* begin SUPPLIED DATA *
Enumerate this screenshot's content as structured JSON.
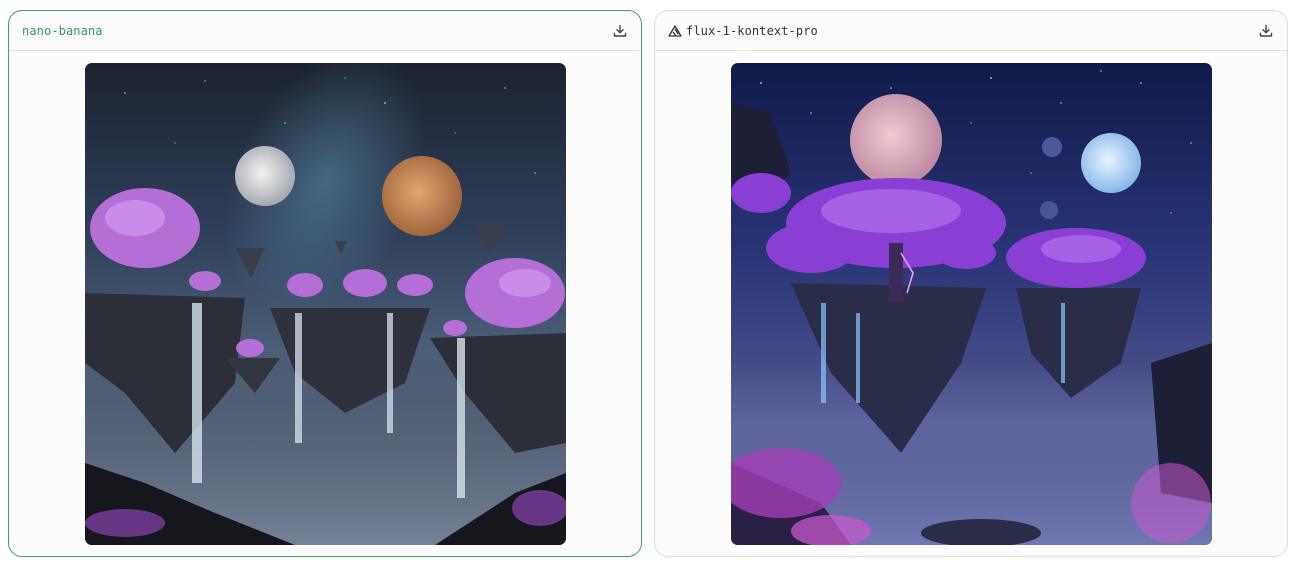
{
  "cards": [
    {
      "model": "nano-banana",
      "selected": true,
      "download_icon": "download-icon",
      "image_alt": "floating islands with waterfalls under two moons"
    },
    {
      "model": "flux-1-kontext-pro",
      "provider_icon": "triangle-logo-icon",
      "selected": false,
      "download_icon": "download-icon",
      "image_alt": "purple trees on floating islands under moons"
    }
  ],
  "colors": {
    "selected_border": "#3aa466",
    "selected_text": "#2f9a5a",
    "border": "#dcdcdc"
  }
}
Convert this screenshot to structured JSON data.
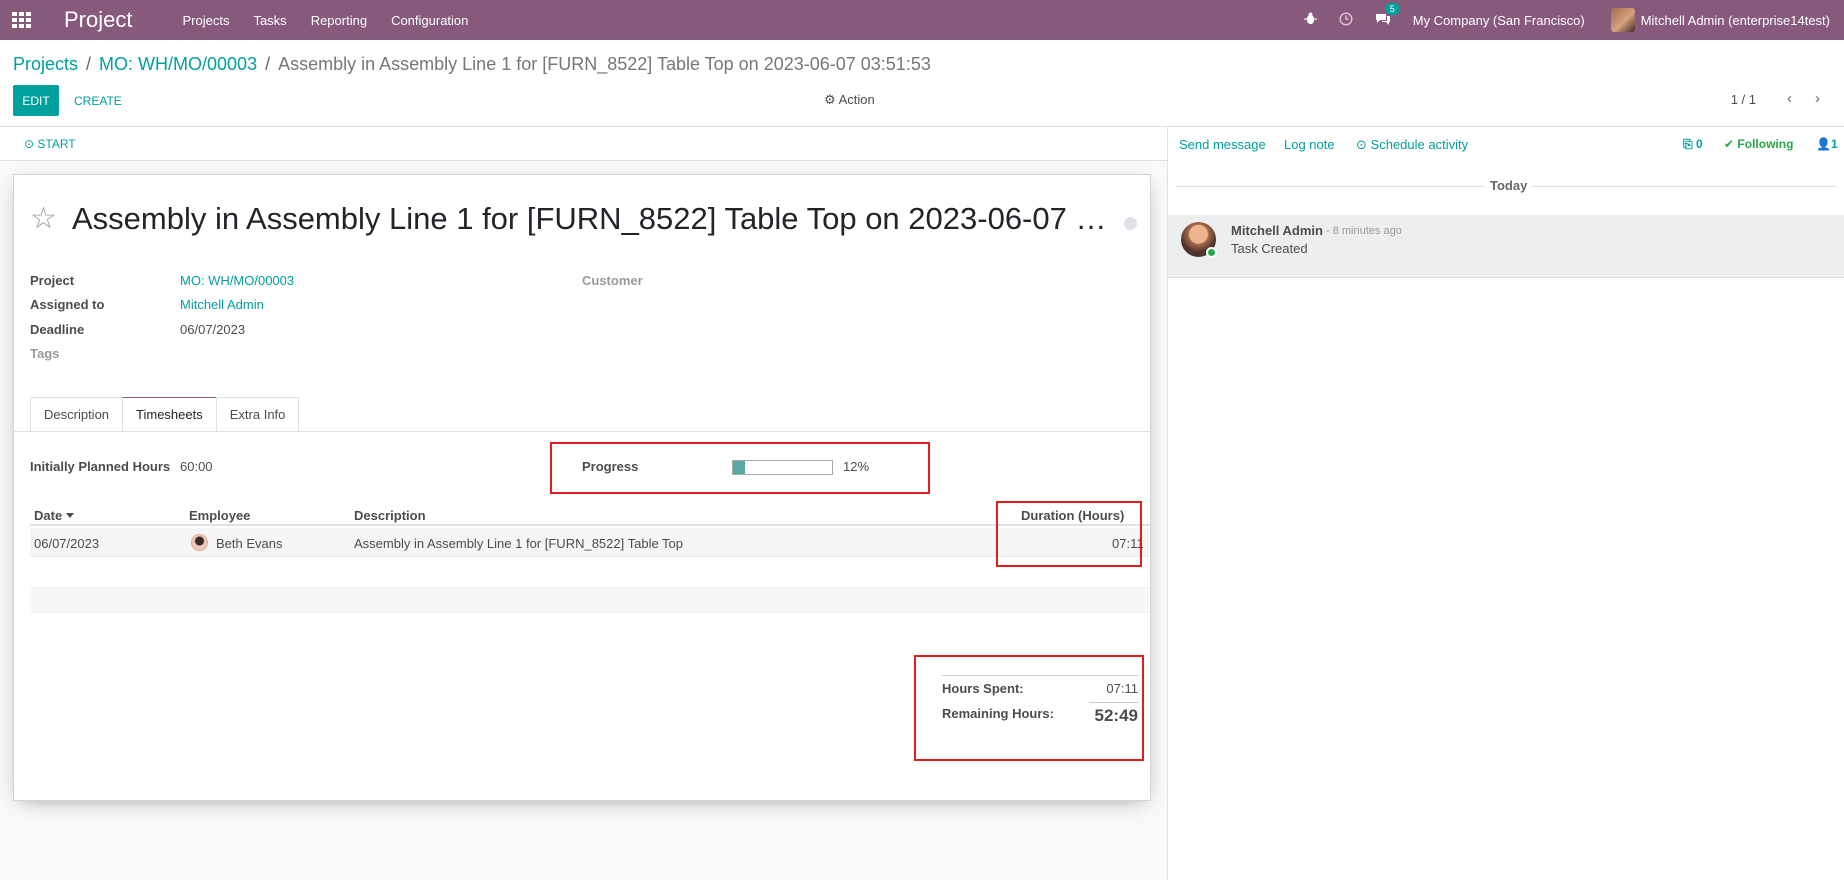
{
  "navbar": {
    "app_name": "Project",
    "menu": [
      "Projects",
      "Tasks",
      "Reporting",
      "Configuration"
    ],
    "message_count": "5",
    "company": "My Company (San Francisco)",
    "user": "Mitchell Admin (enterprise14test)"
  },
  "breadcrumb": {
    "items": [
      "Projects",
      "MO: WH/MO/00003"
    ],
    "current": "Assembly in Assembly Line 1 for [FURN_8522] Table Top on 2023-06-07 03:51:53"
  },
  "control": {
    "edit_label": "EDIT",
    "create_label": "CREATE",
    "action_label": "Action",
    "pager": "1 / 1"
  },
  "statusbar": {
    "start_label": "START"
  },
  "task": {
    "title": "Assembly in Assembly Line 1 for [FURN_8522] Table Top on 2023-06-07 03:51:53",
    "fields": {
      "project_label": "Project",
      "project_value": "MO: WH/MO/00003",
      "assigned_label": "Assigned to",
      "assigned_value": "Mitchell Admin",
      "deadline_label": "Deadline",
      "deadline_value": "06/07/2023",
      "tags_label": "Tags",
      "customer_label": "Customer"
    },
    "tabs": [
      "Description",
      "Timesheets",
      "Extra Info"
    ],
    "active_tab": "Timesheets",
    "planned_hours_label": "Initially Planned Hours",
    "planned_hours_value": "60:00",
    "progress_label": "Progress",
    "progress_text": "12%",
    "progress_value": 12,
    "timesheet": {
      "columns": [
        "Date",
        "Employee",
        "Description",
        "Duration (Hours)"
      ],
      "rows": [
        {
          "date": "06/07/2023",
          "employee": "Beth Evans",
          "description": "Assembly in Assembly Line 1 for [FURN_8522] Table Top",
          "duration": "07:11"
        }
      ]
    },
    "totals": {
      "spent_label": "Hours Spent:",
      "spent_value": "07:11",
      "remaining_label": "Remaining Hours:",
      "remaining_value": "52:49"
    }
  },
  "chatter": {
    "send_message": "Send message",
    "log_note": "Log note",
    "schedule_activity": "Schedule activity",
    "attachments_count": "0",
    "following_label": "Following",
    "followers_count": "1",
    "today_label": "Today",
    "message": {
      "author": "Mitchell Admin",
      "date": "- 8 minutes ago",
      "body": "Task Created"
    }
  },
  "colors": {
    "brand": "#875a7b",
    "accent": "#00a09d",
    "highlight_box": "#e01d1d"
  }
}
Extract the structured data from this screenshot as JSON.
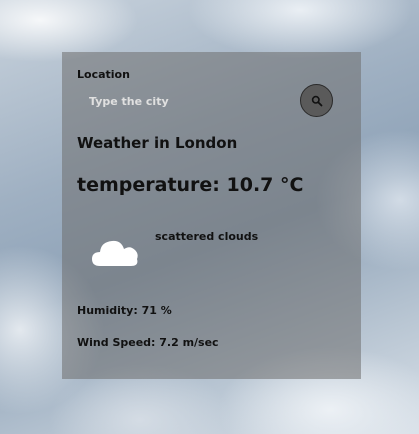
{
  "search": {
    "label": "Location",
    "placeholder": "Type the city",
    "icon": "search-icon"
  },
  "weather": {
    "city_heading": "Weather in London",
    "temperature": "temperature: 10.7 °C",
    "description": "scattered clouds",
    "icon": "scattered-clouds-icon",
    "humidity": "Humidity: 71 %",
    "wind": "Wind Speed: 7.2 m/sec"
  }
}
* end SUPPLIED DATA *
Pictures are not part of the copy. Extract exactly the lines from the line containing "Extract the structured" through the final line of the entries above, both included.

Extract the structured data from this screenshot as JSON.
{
  "search": {
    "label": "Location",
    "placeholder": "Type the city",
    "icon": "search-icon"
  },
  "weather": {
    "city_heading": "Weather in London",
    "temperature": "temperature: 10.7 °C",
    "description": "scattered clouds",
    "icon": "scattered-clouds-icon",
    "humidity": "Humidity: 71 %",
    "wind": "Wind Speed: 7.2 m/sec"
  }
}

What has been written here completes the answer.